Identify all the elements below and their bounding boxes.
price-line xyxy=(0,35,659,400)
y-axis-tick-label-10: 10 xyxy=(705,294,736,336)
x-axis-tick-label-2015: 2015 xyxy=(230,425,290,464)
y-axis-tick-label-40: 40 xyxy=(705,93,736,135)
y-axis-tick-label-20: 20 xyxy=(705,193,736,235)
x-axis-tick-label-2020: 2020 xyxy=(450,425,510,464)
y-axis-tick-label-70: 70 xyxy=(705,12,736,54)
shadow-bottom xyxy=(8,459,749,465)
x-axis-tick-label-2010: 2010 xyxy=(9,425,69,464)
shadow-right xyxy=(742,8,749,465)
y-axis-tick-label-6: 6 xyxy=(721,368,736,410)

• [Problem]: Reproduce all of the items above verbatim, line for line, changing nothing.

• [Finished task]:
Identify all the elements below and their bounding boxes.
price-line xyxy=(0,35,659,400)
y-axis-tick-label-10: 10 xyxy=(705,294,736,336)
x-axis-tick-label-2015: 2015 xyxy=(230,425,290,464)
y-axis-tick-label-40: 40 xyxy=(705,93,736,135)
y-axis-tick-label-20: 20 xyxy=(705,193,736,235)
x-axis-tick-label-2020: 2020 xyxy=(450,425,510,464)
y-axis-tick-label-70: 70 xyxy=(705,12,736,54)
shadow-bottom xyxy=(8,459,749,465)
x-axis-tick-label-2010: 2010 xyxy=(9,425,69,464)
shadow-right xyxy=(742,8,749,465)
y-axis-tick-label-6: 6 xyxy=(721,368,736,410)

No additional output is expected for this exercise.